DATASET EXCERPTS »
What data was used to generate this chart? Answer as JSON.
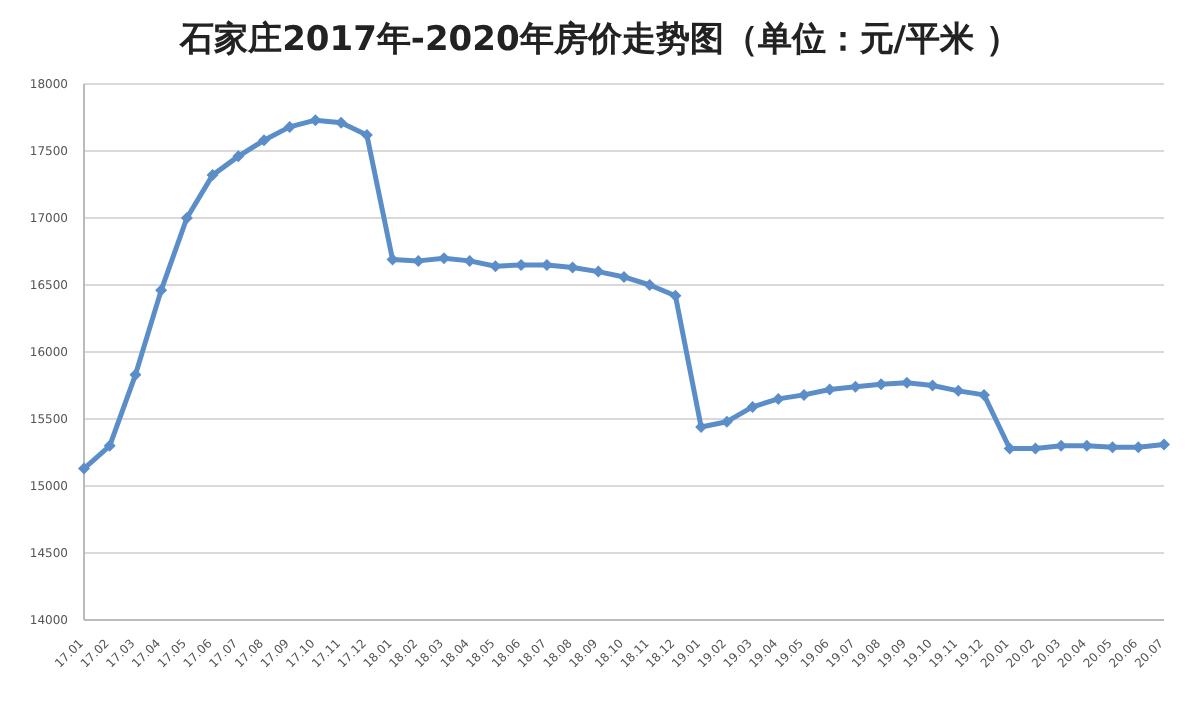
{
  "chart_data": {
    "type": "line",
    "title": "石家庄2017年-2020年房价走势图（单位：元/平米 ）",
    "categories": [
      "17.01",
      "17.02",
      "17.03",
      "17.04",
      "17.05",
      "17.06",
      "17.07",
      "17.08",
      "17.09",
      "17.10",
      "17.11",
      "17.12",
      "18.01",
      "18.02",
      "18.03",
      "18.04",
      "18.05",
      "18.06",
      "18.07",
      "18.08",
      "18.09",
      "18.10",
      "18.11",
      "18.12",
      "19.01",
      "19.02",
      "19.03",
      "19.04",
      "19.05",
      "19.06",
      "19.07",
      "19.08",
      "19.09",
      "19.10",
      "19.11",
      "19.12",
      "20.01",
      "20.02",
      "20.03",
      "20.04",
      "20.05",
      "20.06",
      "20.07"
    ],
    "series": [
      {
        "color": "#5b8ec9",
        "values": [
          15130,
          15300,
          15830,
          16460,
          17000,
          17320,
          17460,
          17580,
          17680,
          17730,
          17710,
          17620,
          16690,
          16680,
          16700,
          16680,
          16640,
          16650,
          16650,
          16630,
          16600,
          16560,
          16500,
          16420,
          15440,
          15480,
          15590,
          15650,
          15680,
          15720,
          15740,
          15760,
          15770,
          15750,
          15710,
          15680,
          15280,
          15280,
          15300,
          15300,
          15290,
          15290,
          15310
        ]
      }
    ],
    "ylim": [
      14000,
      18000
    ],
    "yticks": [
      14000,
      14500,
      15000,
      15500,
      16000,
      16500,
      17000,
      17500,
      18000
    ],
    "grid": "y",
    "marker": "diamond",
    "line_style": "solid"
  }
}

AIM » Return the whole listing, word for word, and leave out every picture.

RESPONSE TO THIS EXERCISE »
What data was used to generate this chart? Answer as JSON.
{
  "chart_data": {
    "type": "line",
    "title": "石家庄2017年-2020年房价走势图（单位：元/平米 ）",
    "categories": [
      "17.01",
      "17.02",
      "17.03",
      "17.04",
      "17.05",
      "17.06",
      "17.07",
      "17.08",
      "17.09",
      "17.10",
      "17.11",
      "17.12",
      "18.01",
      "18.02",
      "18.03",
      "18.04",
      "18.05",
      "18.06",
      "18.07",
      "18.08",
      "18.09",
      "18.10",
      "18.11",
      "18.12",
      "19.01",
      "19.02",
      "19.03",
      "19.04",
      "19.05",
      "19.06",
      "19.07",
      "19.08",
      "19.09",
      "19.10",
      "19.11",
      "19.12",
      "20.01",
      "20.02",
      "20.03",
      "20.04",
      "20.05",
      "20.06",
      "20.07"
    ],
    "series": [
      {
        "color": "#5b8ec9",
        "values": [
          15130,
          15300,
          15830,
          16460,
          17000,
          17320,
          17460,
          17580,
          17680,
          17730,
          17710,
          17620,
          16690,
          16680,
          16700,
          16680,
          16640,
          16650,
          16650,
          16630,
          16600,
          16560,
          16500,
          16420,
          15440,
          15480,
          15590,
          15650,
          15680,
          15720,
          15740,
          15760,
          15770,
          15750,
          15710,
          15680,
          15280,
          15280,
          15300,
          15300,
          15290,
          15290,
          15310
        ]
      }
    ],
    "ylim": [
      14000,
      18000
    ],
    "yticks": [
      14000,
      14500,
      15000,
      15500,
      16000,
      16500,
      17000,
      17500,
      18000
    ],
    "grid": "y",
    "marker": "diamond",
    "line_style": "solid"
  }
}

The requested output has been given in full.